## Task instructions
From the listing below, extract every line in which the word "data" appears.

## Material for this exercise
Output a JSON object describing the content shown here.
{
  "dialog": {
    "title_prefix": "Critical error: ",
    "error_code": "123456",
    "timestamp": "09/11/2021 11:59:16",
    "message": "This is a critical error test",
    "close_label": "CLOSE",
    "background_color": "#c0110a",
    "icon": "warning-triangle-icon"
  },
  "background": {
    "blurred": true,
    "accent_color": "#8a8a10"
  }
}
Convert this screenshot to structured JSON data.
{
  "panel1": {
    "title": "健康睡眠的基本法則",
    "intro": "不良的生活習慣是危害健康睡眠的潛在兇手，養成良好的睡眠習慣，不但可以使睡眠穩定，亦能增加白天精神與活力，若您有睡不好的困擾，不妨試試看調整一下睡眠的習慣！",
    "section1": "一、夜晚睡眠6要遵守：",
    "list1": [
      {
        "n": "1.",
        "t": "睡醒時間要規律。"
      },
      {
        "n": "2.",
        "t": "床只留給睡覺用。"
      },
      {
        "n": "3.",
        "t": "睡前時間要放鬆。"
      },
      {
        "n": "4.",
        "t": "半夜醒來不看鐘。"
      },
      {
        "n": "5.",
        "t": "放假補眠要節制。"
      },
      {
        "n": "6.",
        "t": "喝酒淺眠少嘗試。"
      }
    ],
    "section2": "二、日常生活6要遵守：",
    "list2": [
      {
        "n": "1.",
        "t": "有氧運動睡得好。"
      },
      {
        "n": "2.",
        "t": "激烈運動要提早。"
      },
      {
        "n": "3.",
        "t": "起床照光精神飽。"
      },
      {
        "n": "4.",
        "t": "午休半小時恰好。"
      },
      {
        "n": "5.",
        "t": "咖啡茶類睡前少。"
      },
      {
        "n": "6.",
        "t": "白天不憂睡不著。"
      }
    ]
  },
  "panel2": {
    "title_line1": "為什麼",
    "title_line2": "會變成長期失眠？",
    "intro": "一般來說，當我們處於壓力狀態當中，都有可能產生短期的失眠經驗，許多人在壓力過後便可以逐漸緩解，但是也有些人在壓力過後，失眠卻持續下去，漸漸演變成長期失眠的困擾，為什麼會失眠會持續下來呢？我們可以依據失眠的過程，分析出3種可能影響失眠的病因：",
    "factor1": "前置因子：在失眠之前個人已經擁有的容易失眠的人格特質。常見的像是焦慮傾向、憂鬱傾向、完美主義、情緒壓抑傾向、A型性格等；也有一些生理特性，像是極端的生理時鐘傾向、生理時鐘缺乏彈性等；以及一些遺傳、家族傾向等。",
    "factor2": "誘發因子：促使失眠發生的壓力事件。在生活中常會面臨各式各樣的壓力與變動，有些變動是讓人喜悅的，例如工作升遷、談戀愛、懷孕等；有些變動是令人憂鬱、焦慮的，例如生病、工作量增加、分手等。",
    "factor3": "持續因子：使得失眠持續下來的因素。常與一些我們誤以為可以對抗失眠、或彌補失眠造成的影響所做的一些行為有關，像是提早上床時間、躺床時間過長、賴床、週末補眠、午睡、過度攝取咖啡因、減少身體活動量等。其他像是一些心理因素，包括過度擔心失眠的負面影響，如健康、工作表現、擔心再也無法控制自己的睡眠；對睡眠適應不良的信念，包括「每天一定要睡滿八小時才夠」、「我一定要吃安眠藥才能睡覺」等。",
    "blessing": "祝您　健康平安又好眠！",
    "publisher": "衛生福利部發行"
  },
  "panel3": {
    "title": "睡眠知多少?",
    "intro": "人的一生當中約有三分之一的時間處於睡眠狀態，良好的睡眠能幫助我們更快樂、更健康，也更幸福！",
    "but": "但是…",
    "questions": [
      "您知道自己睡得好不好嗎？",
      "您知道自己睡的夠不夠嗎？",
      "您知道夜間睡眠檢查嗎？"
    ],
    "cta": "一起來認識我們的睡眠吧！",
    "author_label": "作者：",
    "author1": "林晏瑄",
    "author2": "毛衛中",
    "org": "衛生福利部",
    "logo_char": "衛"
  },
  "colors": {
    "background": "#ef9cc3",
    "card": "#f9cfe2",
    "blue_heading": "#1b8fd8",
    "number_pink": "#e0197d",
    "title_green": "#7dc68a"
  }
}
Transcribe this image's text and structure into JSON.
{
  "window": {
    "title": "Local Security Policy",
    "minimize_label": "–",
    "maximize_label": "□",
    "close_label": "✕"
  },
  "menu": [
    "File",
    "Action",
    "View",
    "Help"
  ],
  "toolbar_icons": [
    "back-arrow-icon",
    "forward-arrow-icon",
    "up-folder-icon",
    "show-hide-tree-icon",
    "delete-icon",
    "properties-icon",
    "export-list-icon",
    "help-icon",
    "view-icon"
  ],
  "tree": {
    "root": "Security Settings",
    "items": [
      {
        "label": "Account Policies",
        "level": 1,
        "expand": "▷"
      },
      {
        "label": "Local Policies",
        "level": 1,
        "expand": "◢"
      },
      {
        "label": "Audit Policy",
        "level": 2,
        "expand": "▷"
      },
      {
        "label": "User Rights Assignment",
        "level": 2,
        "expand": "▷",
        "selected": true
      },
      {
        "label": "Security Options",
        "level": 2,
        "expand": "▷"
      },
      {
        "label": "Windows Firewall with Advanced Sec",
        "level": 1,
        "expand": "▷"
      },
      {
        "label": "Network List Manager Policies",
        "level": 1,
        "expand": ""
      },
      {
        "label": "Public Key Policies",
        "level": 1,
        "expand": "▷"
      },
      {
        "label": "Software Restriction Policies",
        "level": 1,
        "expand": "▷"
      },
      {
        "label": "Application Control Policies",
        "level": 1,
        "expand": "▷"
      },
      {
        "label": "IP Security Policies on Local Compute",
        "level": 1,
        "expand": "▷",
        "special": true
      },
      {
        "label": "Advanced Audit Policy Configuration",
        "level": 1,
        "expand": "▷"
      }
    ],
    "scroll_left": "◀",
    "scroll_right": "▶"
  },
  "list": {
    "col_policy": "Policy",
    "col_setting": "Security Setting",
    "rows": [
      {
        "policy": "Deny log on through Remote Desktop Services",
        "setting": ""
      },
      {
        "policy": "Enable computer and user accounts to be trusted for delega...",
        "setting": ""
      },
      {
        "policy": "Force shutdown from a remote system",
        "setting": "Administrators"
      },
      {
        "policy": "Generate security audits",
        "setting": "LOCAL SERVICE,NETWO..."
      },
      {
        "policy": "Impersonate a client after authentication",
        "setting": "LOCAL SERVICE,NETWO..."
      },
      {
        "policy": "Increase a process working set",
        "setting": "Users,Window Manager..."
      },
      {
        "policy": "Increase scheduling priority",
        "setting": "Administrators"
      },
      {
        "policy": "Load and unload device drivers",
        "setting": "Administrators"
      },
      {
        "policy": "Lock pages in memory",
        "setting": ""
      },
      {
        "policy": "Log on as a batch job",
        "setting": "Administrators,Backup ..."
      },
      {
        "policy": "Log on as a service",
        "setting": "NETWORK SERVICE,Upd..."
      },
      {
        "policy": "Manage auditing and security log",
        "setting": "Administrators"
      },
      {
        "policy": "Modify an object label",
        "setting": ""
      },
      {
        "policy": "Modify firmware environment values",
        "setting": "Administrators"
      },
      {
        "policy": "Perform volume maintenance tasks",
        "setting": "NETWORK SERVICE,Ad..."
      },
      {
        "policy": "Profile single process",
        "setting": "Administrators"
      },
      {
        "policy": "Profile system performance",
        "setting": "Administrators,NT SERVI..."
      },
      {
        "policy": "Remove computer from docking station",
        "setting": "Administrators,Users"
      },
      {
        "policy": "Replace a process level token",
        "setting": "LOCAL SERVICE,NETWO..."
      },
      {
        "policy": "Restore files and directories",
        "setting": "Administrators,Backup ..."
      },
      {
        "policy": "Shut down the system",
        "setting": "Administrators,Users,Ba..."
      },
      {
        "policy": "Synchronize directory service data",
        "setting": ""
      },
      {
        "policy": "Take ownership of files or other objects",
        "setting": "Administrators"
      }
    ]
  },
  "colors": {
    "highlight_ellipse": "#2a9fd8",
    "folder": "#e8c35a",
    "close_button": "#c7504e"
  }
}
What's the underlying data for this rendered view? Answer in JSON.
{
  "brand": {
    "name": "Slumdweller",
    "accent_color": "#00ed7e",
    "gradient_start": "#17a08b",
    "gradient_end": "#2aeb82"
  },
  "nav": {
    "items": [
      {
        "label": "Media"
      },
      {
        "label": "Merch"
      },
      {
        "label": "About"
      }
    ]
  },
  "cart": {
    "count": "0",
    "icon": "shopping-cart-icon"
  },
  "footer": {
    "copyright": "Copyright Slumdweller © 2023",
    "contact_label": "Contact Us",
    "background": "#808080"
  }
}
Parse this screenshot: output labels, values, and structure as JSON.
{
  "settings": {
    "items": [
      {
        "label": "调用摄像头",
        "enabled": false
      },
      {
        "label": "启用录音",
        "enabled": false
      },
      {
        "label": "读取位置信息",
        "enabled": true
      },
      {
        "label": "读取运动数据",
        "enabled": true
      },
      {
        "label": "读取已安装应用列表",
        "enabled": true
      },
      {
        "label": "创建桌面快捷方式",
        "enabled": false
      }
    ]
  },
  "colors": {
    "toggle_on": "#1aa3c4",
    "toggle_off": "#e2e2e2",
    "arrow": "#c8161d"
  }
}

## Exercise response
Convert this screenshot to structured JSON data.
        "policy": "Synchronize directory service data",
What's the underlying data for this rendered view? Answer in JSON.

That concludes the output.